Fragmento proporcionado
***
Acabo de perder mi sudadera favorita. A mis 43 años. Como si tuviera ocho, en la primaria, donde extravié loncheras, chamarras, mochilas. Lo único bueno de perder cosas a estas alturas de la vida es que nadie te regaña. Bueno, las esposas, cuando se levantan creyéndose tu mamá o si lo perdido fue un regalo suyo.
Me acuerdo la vez que no encontré una pequeña navaja suiza azul que me trajo mi papá de un viaje de trabajo. Volteé la casa y no apareció. Viví días de angustia. Perdí un poco el sueño. Seguido me preguntaba por la maldita navaja y yo fingía demencia. Luego pasaban meses y volvía a acordarse. Hasta que se le olvidó.
Desde entonces yo me prometí nunca regañar a mis hijos por tonterías. Ni por ensuciar los sillones, ni por perder navajas suizas, ni por sacarse cincos. Pero, sí, con los años de repente se pierde también la memoria —como una sudadera—, y un día, inevitablemente, sacas a ese ogro de tus adentros y te conviertes en el malo del cuento.
No es preciso decir que perdí la sudadera. Empezaba a sentirse el frío otoñal y salí muy temprano de la casa, más abrigado de lo habitual. Después de dos vueltas al circuito donde corro habitualmente, me dio calor, me la quité y la amarré a un árbol. Al día siguiente, mientras la buscaba en el cajón con los tenis ya puestos, até cabos en mi cabeza: nunca la recogí.
***
(Registros sin procesar)
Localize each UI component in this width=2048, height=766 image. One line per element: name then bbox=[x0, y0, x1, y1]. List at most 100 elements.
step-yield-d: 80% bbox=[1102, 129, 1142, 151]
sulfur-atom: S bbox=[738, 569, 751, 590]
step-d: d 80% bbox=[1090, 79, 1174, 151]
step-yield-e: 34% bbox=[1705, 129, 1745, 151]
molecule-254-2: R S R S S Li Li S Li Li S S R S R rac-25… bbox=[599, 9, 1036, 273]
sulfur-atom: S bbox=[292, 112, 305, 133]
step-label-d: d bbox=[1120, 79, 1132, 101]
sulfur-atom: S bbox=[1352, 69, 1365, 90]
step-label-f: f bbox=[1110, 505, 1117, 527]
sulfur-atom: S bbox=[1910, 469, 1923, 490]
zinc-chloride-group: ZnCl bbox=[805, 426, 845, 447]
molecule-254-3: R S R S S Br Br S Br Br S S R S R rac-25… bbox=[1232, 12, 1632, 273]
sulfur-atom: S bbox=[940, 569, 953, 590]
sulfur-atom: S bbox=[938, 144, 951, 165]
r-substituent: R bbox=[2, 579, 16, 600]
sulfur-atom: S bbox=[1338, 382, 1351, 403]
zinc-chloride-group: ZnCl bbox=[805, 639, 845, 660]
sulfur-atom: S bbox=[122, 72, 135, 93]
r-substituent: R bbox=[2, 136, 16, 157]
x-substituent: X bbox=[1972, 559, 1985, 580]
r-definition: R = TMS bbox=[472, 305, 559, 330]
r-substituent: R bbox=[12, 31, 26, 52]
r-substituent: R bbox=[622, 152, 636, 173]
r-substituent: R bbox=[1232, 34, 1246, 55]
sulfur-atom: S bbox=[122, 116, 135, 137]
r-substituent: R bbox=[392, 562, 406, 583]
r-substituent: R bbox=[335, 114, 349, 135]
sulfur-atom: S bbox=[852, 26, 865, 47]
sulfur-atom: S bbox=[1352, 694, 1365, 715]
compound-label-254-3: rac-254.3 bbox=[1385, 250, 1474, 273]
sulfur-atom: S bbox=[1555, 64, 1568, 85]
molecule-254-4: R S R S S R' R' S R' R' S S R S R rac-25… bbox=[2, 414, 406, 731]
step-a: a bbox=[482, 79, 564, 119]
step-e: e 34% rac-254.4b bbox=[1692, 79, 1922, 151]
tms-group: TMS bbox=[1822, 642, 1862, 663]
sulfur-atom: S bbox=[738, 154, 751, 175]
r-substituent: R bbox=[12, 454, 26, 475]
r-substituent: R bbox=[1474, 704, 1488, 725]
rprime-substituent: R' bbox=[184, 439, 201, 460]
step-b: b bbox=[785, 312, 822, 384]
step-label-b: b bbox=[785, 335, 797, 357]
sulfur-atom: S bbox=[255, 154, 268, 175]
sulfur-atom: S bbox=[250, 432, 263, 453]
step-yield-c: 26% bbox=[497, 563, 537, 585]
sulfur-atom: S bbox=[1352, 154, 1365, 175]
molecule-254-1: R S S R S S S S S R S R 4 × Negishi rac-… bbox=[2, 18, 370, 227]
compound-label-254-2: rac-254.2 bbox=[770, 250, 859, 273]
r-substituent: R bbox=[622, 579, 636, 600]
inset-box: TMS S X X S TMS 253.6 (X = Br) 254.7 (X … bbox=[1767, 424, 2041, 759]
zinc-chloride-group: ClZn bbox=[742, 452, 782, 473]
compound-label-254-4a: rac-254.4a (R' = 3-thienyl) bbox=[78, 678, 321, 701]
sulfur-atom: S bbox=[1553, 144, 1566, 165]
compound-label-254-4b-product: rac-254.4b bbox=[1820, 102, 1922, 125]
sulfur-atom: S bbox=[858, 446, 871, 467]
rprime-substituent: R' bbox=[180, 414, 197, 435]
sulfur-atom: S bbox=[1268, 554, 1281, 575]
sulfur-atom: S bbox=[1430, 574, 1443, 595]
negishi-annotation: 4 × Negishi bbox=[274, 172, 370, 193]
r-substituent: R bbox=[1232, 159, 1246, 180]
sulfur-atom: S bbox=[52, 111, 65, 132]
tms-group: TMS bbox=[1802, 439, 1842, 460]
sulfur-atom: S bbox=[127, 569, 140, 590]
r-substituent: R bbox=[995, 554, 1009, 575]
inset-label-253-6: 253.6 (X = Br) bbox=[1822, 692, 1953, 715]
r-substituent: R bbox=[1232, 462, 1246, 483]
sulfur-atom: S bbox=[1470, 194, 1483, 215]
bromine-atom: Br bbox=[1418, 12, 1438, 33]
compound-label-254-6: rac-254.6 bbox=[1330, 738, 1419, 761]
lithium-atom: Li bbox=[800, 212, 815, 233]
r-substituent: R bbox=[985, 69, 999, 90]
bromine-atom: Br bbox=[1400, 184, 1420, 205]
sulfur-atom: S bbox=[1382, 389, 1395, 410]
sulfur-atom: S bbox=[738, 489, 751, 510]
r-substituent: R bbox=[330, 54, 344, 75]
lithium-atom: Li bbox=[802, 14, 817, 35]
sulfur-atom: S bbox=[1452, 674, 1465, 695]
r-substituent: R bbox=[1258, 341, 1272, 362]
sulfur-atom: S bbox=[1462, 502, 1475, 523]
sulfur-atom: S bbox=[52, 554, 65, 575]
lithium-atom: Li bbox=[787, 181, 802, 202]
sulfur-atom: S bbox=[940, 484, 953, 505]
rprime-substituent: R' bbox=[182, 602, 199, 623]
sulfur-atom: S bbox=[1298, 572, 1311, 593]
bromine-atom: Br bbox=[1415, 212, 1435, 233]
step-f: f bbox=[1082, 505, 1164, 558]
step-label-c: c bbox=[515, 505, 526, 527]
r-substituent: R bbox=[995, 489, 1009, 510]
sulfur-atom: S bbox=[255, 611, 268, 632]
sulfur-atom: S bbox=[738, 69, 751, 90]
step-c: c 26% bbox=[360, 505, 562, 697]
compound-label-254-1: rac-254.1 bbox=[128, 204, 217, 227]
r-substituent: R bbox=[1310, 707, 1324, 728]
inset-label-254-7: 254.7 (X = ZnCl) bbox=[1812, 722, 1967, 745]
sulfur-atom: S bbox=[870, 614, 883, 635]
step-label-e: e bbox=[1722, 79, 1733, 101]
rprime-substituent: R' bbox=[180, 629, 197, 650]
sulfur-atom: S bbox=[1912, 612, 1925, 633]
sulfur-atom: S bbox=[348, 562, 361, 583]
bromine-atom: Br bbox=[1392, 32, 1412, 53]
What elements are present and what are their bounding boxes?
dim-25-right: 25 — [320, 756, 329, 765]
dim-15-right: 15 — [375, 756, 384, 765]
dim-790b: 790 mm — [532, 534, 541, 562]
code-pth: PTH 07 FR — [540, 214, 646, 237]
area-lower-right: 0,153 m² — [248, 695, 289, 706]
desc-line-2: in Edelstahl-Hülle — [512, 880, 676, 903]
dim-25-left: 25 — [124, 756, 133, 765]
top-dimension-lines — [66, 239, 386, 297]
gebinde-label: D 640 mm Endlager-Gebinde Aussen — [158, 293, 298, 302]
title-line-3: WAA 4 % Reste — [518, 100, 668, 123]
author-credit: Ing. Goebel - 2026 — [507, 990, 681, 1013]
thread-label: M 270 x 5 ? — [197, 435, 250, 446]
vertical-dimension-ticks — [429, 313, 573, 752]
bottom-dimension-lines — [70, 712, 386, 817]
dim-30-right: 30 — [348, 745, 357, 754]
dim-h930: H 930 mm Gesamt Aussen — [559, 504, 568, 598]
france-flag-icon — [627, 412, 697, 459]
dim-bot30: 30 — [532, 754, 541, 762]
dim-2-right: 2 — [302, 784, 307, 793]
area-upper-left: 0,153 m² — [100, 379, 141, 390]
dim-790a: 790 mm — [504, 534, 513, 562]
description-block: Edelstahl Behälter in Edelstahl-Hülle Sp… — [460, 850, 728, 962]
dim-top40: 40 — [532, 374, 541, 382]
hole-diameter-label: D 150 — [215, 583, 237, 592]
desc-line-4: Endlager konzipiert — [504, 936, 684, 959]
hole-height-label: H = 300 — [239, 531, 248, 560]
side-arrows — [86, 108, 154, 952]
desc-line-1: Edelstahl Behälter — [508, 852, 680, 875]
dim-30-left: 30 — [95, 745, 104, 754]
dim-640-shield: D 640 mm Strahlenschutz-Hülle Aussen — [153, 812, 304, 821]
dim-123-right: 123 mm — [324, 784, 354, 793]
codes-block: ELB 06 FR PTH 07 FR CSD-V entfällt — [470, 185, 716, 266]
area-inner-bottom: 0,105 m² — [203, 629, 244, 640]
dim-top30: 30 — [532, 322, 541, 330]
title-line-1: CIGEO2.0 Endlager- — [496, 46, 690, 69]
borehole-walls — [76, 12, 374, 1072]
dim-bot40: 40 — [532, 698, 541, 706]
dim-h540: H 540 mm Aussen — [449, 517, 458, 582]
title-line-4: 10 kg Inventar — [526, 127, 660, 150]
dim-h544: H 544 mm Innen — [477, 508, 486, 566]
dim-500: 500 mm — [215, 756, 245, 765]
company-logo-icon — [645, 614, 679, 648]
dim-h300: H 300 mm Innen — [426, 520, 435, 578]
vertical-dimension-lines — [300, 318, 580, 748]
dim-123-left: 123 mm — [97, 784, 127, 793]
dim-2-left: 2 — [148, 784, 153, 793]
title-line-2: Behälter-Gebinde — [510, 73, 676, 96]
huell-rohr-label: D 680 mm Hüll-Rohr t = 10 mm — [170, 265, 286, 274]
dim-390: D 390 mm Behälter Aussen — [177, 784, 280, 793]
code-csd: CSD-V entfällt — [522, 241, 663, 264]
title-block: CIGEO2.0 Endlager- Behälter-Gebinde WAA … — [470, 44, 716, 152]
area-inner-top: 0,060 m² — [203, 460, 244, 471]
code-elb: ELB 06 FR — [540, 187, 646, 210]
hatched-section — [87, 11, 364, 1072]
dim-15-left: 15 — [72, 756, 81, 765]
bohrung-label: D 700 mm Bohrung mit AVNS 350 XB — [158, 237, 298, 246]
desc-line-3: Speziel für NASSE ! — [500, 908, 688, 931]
***
Instrucción
En el texto sobre la sudadera perdida, ¿por qué cosas se prometió quien narra que nunca regañaría a sus hijos? Anótalas todas.

Respuesta
- Por ensuciar los sillones
- Por perder navajas suizas
- Por sacarse cincos